───── MATERIAL TO PROCESS ─────
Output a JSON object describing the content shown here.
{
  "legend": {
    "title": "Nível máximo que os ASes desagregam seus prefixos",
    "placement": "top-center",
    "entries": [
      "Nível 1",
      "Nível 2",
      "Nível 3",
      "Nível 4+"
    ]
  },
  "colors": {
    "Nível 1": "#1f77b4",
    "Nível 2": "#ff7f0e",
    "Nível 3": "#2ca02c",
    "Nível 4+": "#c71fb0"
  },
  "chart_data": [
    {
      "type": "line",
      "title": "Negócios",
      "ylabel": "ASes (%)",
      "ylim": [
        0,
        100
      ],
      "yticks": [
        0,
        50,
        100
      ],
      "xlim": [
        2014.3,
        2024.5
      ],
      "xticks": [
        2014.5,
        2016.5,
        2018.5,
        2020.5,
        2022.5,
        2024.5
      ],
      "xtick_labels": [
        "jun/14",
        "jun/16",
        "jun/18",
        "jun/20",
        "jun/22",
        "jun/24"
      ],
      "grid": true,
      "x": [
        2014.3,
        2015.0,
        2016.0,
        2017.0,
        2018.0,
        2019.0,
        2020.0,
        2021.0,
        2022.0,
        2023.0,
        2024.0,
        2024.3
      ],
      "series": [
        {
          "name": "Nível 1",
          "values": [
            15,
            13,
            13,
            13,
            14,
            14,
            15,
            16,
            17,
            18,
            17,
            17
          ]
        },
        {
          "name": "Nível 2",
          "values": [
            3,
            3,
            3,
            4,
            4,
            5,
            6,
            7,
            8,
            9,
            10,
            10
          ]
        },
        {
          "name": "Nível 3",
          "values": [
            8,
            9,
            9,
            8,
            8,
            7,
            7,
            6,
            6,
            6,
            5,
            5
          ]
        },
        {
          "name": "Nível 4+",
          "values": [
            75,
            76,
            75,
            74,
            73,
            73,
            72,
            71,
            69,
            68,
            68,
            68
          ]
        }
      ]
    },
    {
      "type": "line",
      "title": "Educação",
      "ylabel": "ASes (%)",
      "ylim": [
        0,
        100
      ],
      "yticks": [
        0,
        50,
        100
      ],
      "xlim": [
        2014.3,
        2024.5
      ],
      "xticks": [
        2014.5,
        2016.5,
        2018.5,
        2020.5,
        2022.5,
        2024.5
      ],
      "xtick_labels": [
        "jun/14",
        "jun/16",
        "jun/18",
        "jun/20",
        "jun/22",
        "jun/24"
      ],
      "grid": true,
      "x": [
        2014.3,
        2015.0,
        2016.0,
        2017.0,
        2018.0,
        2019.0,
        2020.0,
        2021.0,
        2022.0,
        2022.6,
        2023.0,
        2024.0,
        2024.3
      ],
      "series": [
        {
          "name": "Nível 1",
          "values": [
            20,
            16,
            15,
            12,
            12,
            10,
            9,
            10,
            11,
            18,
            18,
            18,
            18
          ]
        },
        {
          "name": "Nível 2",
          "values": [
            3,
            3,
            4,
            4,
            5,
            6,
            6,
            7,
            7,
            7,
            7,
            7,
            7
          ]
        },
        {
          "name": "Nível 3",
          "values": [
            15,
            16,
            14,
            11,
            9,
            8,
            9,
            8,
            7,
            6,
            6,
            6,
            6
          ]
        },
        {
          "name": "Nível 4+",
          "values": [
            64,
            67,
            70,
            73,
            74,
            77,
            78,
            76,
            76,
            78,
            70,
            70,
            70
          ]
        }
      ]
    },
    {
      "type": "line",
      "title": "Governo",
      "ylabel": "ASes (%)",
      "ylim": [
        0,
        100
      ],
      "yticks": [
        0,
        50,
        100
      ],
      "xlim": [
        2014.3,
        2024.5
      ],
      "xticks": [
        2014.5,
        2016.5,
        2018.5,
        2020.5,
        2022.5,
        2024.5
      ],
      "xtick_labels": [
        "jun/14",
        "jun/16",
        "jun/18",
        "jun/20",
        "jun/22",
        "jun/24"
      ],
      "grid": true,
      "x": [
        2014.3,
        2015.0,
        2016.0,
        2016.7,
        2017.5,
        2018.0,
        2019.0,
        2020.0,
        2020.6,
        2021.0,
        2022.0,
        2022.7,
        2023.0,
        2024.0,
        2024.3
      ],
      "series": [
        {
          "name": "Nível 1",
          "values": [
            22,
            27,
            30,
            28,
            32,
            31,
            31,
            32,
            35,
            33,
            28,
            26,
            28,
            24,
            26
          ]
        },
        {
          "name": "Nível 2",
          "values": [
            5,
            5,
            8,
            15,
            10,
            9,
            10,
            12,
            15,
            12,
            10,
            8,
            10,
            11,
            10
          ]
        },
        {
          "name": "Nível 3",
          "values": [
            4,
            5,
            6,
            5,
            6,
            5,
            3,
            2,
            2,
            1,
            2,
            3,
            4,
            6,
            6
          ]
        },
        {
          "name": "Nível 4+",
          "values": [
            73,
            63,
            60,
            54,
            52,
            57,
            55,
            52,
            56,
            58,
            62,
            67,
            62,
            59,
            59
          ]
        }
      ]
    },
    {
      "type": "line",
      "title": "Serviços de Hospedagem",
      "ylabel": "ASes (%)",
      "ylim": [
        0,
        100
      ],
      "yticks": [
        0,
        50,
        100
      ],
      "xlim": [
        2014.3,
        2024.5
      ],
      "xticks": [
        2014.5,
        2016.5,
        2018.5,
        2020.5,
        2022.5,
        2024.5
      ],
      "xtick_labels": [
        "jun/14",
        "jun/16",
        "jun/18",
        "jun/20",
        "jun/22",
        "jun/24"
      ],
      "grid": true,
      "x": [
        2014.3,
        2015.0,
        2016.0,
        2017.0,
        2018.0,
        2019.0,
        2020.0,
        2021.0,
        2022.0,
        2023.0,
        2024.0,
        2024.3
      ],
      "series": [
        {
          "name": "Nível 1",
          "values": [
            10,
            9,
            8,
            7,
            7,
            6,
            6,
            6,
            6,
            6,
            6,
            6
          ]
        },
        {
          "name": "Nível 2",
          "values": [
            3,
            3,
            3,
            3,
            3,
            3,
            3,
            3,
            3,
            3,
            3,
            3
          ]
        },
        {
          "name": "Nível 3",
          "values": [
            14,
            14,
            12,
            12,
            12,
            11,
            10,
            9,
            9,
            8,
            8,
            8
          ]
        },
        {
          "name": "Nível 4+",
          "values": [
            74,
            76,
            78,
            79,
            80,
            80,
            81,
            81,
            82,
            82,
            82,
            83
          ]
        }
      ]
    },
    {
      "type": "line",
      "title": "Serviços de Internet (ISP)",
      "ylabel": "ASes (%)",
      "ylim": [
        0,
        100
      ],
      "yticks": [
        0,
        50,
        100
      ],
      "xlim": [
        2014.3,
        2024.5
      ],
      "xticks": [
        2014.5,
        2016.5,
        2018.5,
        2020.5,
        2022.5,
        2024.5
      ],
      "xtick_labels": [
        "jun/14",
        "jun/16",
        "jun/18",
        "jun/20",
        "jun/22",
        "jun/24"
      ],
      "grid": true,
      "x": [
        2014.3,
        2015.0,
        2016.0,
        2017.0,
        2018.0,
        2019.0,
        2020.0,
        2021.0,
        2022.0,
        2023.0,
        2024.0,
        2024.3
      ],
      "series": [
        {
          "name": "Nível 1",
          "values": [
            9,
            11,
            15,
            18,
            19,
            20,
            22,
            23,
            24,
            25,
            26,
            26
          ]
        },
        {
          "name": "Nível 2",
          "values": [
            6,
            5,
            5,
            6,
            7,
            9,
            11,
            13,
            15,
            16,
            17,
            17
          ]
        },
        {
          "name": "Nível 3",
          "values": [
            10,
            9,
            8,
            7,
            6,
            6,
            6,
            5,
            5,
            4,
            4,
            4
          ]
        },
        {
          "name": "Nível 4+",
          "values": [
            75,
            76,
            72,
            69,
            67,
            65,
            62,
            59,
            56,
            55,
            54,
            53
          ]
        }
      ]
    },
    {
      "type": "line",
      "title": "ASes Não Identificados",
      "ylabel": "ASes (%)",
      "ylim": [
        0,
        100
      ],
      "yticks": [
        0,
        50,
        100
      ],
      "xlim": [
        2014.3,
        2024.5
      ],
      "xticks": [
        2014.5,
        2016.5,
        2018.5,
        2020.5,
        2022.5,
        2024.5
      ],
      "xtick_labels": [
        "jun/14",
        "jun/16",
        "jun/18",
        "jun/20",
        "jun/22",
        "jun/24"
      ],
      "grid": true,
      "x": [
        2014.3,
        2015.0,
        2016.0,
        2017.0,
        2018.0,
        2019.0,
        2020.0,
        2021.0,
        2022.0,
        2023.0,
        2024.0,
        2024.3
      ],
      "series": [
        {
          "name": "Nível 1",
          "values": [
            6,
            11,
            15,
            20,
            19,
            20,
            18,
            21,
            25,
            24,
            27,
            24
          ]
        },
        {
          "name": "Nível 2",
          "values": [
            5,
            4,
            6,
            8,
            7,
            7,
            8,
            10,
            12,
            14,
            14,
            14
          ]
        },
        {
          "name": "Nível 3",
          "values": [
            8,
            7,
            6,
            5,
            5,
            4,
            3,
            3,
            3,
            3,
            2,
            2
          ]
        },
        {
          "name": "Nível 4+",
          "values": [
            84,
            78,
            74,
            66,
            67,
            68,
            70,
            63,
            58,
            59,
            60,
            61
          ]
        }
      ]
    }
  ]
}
─────
PROBLEM TO WORK ON
From the data, pick out every line that includes "title".

REPLY
    "title": "Nível máximo que os ASes desagregam seus prefixos",
      "title": "Negócios",
      "title": "Educação",
      "title": "Governo",
      "title": "Serviços de Hospedagem",
      "title": "Serviços de Internet (ISP)",
      "title": "ASes Não Identificados",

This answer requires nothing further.